* RECORD SET

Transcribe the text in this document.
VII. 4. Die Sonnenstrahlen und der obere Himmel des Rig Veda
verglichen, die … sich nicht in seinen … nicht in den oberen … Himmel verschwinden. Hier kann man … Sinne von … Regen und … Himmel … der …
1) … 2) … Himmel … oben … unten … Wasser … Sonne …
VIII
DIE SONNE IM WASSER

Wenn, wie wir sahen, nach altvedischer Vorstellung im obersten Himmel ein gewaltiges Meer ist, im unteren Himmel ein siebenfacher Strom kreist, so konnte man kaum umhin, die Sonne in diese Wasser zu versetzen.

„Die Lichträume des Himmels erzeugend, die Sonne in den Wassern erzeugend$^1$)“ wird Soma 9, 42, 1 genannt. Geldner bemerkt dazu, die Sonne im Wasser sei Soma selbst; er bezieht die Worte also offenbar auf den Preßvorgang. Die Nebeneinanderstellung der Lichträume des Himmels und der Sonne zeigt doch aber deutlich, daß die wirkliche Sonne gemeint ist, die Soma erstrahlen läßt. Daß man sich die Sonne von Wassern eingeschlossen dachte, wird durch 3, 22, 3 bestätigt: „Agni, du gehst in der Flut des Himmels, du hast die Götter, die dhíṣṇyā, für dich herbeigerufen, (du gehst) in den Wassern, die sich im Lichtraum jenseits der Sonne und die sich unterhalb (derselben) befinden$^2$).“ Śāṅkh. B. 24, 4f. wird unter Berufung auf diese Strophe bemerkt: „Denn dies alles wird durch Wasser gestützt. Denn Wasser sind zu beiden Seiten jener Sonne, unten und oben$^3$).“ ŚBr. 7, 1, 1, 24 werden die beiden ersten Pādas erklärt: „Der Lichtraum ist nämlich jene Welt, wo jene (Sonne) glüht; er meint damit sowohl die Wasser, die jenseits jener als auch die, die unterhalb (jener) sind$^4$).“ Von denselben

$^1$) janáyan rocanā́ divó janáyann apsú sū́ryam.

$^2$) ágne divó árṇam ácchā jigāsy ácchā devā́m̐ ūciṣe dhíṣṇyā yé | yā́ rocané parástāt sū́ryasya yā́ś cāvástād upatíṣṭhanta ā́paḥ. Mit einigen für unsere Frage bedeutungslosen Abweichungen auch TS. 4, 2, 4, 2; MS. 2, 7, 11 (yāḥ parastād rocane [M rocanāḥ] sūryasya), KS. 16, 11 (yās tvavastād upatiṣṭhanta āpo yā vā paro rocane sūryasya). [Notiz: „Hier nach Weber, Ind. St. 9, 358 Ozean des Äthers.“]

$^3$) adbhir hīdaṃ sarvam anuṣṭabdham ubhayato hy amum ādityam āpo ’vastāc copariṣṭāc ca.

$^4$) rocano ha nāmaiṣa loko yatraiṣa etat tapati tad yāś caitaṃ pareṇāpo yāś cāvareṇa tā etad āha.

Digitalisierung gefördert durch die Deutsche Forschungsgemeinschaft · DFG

* CHALLENGE
Emit the records above again, exactly, with no line skipped.

* EXERCISE ANSWER
Transcribe the text in this document.
VII. 4. Die Sonnenstrahlen und der obere Himmel des Rig Veda
verglichen, die … sich nicht in seinen … nicht in den oberen … Himmel verschwinden. Hier kann man … Sinne von … Regen und … Himmel … der …
1) … 2) … Himmel … oben … unten … Wasser … Sonne …
VIII
DIE SONNE IM WASSER

Wenn, wie wir sahen, nach altvedischer Vorstellung im obersten Himmel ein gewaltiges Meer ist, im unteren Himmel ein siebenfacher Strom kreist, so konnte man kaum umhin, die Sonne in diese Wasser zu versetzen.

„Die Lichträume des Himmels erzeugend, die Sonne in den Wassern erzeugend$^1$)“ wird Soma 9, 42, 1 genannt. Geldner bemerkt dazu, die Sonne im Wasser sei Soma selbst; er bezieht die Worte also offenbar auf den Preßvorgang. Die Nebeneinanderstellung der Lichträume des Himmels und der Sonne zeigt doch aber deutlich, daß die wirkliche Sonne gemeint ist, die Soma erstrahlen läßt. Daß man sich die Sonne von Wassern eingeschlossen dachte, wird durch 3, 22, 3 bestätigt: „Agni, du gehst in der Flut des Himmels, du hast die Götter, die dhíṣṇyā, für dich herbeigerufen, (du gehst) in den Wassern, die sich im Lichtraum jenseits der Sonne und die sich unterhalb (derselben) befinden$^2$).“ Śāṅkh. B. 24, 4f. wird unter Berufung auf diese Strophe bemerkt: „Denn dies alles wird durch Wasser gestützt. Denn Wasser sind zu beiden Seiten jener Sonne, unten und oben$^3$).“ ŚBr. 7, 1, 1, 24 werden die beiden ersten Pādas erklärt: „Der Lichtraum ist nämlich jene Welt, wo jene (Sonne) glüht; er meint damit sowohl die Wasser, die jenseits jener als auch die, die unterhalb (jener) sind$^4$).“ Von denselben

$^1$) janáyan rocanā́ divó janáyann apsú sū́ryam.

$^2$) ágne divó árṇam ácchā jigāsy ácchā devā́m̐ ūciṣe dhíṣṇyā yé | yā́ rocané parástāt sū́ryasya yā́ś cāvástād upatíṣṭhanta ā́paḥ. Mit einigen für unsere Frage bedeutungslosen Abweichungen auch TS. 4, 2, 4, 2; MS. 2, 7, 11 (yāḥ parastād rocane [M rocanāḥ] sūryasya), KS. 16, 11 (yās tvavastād upatiṣṭhanta āpo yā vā paro rocane sūryasya). [Notiz: „Hier nach Weber, Ind. St. 9, 358 Ozean des Äthers.“]

$^3$) adbhir hīdaṃ sarvam anuṣṭabdham ubhayato hy amum ādityam āpo ’vastāc copariṣṭāc ca.

$^4$) rocano ha nāmaiṣa loko yatraiṣa etat tapati tad yāś caitaṃ pareṇāpo yāś cāvareṇa tā etad āha.

Digitalisierung gefördert durch die Deutsche Forschungsgemeinschaft · DFG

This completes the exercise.